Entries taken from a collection
· · ·

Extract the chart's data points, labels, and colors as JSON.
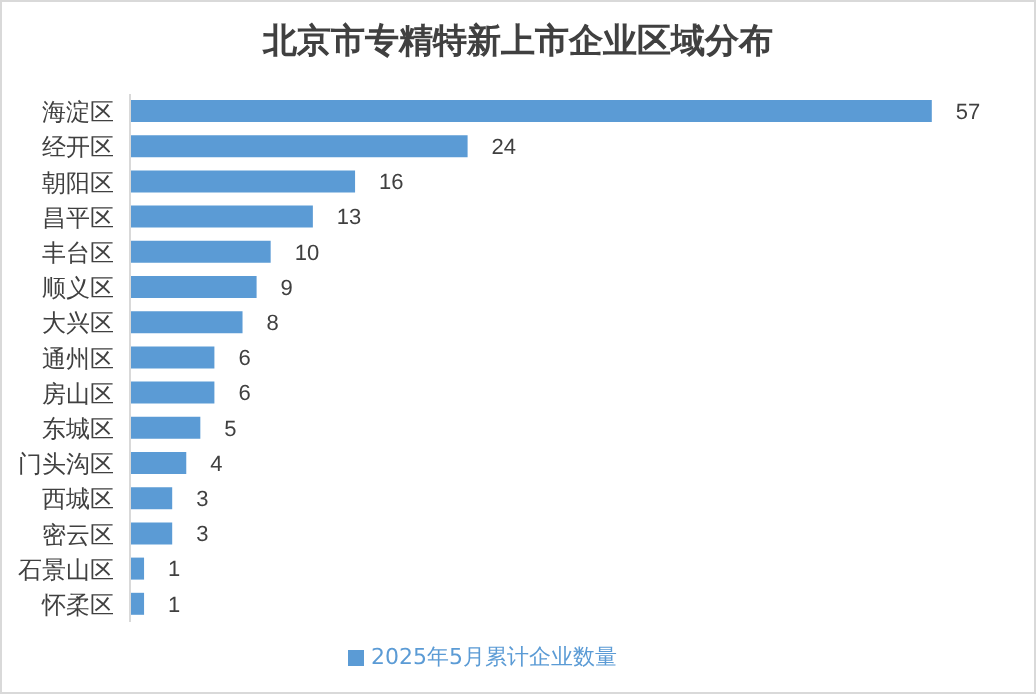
{
  "chart_data": {
    "type": "bar",
    "orientation": "horizontal",
    "title": "北京市专精特新上市企业区域分布",
    "categories": [
      "海淀区",
      "经开区",
      "朝阳区",
      "昌平区",
      "丰台区",
      "顺义区",
      "大兴区",
      "通州区",
      "房山区",
      "东城区",
      "门头沟区",
      "西城区",
      "密云区",
      "石景山区",
      "怀柔区"
    ],
    "series": [
      {
        "name": "2025年5月累计企业数量",
        "color": "#5b9bd5",
        "values": [
          57,
          24,
          16,
          13,
          10,
          9,
          8,
          6,
          6,
          5,
          4,
          3,
          3,
          1,
          1
        ]
      }
    ],
    "data_labels": true,
    "legend": "bottom",
    "tick_labels": "y"
  }
}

· · ·

Written instruction: Restate the records above in full, word for word. Keep pictures out.

Response to this exercise:
Extract the chart's data points, labels, and colors as JSON.
{
  "chart_data": {
    "type": "bar",
    "orientation": "horizontal",
    "title": "北京市专精特新上市企业区域分布",
    "categories": [
      "海淀区",
      "经开区",
      "朝阳区",
      "昌平区",
      "丰台区",
      "顺义区",
      "大兴区",
      "通州区",
      "房山区",
      "东城区",
      "门头沟区",
      "西城区",
      "密云区",
      "石景山区",
      "怀柔区"
    ],
    "series": [
      {
        "name": "2025年5月累计企业数量",
        "color": "#5b9bd5",
        "values": [
          57,
          24,
          16,
          13,
          10,
          9,
          8,
          6,
          6,
          5,
          4,
          3,
          3,
          1,
          1
        ]
      }
    ],
    "data_labels": true,
    "legend": "bottom",
    "tick_labels": "y"
  }
}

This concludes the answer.